┌────────
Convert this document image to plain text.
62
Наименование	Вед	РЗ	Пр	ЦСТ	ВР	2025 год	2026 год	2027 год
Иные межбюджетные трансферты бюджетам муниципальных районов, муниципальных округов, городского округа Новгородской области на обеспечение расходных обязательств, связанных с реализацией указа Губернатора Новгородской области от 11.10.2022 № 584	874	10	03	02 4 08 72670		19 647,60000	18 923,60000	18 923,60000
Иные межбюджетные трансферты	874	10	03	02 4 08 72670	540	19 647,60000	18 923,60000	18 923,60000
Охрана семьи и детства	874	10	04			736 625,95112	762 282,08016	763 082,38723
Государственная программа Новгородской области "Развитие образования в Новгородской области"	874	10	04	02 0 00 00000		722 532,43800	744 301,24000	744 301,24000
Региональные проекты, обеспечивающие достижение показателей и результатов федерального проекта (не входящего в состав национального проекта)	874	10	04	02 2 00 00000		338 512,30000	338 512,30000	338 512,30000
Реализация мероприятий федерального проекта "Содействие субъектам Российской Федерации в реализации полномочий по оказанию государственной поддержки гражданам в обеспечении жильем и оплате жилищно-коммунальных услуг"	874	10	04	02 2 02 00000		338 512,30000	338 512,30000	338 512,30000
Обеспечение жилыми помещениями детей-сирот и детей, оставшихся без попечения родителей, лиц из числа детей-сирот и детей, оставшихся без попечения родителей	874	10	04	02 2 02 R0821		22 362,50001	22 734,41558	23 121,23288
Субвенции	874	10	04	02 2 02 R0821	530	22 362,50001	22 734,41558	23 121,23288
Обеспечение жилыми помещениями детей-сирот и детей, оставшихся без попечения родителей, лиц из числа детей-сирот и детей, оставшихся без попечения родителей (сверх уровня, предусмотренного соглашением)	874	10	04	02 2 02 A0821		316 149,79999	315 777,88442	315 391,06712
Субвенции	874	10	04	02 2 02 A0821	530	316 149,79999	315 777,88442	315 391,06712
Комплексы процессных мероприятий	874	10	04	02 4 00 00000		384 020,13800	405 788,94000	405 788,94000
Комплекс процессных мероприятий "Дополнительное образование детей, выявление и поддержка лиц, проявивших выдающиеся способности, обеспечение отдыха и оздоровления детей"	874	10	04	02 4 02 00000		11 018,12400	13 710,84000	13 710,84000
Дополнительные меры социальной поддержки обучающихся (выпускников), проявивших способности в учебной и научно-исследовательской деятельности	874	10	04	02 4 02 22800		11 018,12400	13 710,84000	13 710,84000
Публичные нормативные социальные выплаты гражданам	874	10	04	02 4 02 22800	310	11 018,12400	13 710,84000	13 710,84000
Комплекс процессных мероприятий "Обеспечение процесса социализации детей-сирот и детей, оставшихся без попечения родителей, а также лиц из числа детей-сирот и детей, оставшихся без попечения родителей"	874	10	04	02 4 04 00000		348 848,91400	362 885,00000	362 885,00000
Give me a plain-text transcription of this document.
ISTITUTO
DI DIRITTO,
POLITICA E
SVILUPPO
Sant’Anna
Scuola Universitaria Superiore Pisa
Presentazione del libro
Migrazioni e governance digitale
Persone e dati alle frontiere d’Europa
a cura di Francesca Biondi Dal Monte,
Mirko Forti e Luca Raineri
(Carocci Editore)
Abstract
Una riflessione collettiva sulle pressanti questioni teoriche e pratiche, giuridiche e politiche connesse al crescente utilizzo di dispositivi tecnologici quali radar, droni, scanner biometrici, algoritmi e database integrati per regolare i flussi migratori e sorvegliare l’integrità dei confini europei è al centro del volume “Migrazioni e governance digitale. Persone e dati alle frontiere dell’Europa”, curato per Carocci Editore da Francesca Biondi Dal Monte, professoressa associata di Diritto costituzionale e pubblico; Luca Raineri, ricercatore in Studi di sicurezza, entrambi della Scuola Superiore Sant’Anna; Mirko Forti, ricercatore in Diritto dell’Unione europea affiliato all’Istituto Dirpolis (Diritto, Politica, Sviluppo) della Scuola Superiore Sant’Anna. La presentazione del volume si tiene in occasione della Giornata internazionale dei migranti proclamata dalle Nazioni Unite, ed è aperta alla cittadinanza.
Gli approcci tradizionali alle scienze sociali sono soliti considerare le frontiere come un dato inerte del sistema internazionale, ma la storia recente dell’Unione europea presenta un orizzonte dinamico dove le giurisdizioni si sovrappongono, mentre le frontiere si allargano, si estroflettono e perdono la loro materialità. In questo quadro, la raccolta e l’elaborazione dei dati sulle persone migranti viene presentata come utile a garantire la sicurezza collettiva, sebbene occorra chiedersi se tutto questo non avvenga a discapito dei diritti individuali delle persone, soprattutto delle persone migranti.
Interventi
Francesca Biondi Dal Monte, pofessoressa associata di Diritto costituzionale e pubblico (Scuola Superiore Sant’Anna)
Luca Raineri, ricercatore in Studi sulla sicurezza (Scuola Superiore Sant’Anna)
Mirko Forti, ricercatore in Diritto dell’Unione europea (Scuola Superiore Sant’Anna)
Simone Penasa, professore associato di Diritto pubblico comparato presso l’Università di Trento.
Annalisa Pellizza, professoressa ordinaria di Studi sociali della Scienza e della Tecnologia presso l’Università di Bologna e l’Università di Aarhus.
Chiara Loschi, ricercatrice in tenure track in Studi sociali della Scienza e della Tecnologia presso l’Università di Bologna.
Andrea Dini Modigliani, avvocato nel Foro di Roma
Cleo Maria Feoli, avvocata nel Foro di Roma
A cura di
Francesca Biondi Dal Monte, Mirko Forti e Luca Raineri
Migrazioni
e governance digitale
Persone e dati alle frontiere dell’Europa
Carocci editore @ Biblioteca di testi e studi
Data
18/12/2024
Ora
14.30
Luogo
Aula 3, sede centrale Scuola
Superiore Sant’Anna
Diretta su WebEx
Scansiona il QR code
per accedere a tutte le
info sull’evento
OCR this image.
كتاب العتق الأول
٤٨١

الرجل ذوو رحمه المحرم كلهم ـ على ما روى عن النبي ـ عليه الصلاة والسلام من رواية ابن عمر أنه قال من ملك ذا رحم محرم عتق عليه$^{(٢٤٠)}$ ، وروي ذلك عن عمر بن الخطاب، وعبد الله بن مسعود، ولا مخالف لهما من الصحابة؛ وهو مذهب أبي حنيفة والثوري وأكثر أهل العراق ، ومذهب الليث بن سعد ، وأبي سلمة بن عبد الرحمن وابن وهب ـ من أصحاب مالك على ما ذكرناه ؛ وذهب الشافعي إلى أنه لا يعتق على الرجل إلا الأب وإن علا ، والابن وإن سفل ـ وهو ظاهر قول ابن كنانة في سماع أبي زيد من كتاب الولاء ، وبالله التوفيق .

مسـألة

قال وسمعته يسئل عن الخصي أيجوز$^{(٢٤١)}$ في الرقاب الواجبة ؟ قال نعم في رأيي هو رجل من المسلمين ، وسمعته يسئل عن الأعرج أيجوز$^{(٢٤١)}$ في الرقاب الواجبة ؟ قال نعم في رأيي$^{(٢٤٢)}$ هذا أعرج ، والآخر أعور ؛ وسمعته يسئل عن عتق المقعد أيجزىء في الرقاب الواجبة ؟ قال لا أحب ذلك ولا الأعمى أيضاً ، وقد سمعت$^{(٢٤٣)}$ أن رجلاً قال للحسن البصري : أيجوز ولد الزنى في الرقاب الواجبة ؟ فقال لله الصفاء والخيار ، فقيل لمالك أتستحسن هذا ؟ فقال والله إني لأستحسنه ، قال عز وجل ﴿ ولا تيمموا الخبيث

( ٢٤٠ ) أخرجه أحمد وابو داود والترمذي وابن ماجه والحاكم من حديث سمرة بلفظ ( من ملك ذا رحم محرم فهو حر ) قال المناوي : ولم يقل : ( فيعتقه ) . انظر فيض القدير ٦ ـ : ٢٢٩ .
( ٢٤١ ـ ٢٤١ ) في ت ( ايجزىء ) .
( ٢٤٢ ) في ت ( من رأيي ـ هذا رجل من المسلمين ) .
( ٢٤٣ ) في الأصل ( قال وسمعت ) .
└────────
REQUIREMENTS: Take every line that includes the string "dati" and copy it.

SOLUTION:
Persone e dati alle frontiere d’Europa
Una riflessione collettiva sulle pressanti questioni teoriche e pratiche, giuridiche e politiche connesse al crescente utilizzo di dispositivi tecnologici quali radar, droni, scanner biometrici, algoritmi e database integrati per regolare i flussi migratori e sorvegliare l’integrità dei confini europei è al centro del volume “Migrazioni e governance digitale. Persone e dati alle frontiere dell’Europa”, curato per Carocci Editore da Francesca Biondi Dal Monte, professoressa associata di Diritto costituzionale e pubblico; Luca Raineri, ricercatore in Studi di sicurezza, entrambi della Scuola Superiore Sant’Anna; Mirko Forti, ricercatore in Diritto dell’Unione europea affiliato all’Istituto Dirpolis (Diritto, Politica, Sviluppo) della Scuola Superiore Sant’Anna. La presentazione del volume si tiene in occasione della Giornata internazionale dei migranti proclamata dalle Nazioni Unite, ed è aperta alla cittadinanza.
Gli approcci tradizionali alle scienze sociali sono soliti considerare le frontiere come un dato inerte del sistema internazionale, ma la storia recente dell’Unione europea presenta un orizzonte dinamico dove le giurisdizioni si sovrappongono, mentre le frontiere si allargano, si estroflettono e perdono la loro materialità. In questo quadro, la raccolta e l’elaborazione dei dati sulle persone migranti viene presentata come utile a garantire la sicurezza collettiva, sebbene occorra chiedersi se tutto questo non avvenga a discapito dei diritti individuali delle persone, soprattutto delle persone migranti.
Persone e dati alle frontiere dell’Europa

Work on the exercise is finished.